• Task directions: Find the lines of data that contain the string "Данные", then list them.

Data listing:
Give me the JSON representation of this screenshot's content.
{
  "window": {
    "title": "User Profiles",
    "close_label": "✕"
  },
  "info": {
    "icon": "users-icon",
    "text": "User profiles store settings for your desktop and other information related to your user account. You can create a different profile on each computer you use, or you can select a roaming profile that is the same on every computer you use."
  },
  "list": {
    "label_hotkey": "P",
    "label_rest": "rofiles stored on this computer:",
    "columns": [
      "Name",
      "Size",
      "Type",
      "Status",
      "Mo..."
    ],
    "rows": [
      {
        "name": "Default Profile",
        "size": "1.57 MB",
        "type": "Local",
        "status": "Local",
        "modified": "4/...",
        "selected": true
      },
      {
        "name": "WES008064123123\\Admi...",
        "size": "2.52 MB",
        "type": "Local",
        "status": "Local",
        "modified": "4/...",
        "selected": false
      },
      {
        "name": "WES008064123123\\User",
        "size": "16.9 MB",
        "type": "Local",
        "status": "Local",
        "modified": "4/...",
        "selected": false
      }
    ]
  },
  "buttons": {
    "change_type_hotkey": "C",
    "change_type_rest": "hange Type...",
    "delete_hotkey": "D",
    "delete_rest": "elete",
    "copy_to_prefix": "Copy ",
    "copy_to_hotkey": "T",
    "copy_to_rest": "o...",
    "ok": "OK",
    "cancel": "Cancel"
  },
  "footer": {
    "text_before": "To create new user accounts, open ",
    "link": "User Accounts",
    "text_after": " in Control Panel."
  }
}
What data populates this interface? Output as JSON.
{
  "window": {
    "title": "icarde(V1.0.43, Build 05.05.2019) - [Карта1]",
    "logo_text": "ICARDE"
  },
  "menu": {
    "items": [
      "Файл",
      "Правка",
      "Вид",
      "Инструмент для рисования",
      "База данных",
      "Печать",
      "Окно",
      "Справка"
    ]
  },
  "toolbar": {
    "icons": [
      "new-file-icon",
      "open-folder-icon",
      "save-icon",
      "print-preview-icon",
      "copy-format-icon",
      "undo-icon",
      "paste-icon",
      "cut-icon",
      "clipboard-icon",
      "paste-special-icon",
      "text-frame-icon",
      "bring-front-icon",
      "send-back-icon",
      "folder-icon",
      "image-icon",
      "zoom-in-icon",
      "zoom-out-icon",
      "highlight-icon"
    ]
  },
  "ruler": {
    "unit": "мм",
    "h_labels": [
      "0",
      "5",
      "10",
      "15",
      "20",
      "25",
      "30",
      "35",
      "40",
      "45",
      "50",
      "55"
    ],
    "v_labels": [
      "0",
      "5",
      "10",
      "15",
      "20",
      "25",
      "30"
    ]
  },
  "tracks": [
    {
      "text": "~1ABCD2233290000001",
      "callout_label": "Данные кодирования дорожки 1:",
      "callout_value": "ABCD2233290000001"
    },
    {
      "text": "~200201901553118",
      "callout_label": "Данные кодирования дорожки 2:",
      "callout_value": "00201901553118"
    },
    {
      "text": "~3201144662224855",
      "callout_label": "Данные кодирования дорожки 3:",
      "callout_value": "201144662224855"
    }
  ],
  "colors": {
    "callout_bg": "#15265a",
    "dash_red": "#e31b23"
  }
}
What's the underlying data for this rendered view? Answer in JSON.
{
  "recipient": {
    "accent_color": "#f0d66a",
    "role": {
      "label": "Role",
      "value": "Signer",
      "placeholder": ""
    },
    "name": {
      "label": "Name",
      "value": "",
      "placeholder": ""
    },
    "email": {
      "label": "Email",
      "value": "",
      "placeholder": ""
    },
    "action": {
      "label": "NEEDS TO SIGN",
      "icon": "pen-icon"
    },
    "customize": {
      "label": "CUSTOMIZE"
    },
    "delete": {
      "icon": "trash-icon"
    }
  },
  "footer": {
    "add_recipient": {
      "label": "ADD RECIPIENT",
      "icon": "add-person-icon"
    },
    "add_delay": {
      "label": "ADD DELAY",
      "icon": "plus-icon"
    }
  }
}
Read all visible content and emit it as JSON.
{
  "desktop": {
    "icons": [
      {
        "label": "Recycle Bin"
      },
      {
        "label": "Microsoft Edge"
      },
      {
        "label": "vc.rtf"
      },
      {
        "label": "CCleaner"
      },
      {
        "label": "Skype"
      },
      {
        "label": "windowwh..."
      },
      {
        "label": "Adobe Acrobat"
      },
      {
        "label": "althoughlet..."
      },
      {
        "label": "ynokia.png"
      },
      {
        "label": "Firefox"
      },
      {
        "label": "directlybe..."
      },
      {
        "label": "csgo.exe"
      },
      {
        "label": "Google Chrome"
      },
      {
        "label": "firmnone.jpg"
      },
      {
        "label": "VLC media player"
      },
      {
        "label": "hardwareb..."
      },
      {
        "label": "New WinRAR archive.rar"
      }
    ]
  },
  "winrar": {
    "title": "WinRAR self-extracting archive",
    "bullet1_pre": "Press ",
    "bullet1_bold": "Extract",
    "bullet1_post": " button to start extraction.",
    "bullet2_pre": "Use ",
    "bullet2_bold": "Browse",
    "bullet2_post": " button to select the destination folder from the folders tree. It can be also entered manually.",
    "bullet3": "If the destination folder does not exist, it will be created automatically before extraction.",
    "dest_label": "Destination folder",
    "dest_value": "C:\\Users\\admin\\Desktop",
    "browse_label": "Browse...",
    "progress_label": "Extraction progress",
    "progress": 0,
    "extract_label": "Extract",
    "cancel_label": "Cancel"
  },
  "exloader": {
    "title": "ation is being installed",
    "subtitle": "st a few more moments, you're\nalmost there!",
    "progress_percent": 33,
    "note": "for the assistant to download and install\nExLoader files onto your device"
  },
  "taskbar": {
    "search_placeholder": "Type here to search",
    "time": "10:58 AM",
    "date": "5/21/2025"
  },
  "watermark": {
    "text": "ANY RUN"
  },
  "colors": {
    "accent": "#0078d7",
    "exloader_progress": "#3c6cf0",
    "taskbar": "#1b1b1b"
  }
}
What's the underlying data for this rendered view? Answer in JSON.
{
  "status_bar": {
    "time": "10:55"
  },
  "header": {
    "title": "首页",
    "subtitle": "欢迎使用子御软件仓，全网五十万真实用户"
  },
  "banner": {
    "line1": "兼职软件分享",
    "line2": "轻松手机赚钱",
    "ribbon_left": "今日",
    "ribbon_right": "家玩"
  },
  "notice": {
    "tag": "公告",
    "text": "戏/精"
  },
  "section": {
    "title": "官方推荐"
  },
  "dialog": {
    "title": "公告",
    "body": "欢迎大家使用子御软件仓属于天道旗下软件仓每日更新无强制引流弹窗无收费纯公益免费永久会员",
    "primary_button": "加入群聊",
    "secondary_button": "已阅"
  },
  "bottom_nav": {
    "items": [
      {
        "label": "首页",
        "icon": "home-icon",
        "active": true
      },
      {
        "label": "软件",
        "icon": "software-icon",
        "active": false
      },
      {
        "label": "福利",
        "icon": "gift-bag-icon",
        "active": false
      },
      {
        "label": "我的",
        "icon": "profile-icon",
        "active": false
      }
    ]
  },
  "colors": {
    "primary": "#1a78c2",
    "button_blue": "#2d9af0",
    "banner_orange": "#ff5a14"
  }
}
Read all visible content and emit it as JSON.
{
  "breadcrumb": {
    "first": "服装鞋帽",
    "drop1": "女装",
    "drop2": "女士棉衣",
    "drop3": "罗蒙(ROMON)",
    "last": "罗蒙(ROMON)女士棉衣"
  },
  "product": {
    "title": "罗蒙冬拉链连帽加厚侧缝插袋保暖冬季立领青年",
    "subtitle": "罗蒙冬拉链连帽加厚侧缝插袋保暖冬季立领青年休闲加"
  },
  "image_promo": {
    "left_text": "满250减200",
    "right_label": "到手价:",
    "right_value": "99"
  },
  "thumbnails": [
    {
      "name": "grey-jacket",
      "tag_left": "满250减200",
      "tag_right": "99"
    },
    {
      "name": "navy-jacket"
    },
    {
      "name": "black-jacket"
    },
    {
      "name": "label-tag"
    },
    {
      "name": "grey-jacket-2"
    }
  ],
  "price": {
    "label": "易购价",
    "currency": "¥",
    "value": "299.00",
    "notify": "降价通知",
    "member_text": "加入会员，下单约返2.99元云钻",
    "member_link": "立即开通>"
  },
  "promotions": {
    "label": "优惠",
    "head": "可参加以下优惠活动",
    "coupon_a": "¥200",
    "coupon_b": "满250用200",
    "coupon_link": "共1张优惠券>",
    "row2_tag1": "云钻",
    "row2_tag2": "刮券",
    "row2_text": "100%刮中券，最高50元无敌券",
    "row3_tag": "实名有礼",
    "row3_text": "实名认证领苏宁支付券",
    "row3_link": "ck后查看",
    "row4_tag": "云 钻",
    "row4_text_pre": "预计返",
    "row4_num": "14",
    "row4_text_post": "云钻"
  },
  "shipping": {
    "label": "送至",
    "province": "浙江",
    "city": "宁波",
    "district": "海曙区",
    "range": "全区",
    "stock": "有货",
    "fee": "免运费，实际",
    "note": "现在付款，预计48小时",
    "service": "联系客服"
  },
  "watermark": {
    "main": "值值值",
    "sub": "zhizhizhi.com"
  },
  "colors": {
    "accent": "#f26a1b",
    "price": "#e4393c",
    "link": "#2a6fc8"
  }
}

• Worked answer:
      "callout_label": "Данные кодирования дорожки 1:",
      "callout_label": "Данные кодирования дорожки 2:",
      "callout_label": "Данные кодирования дорожки 3:",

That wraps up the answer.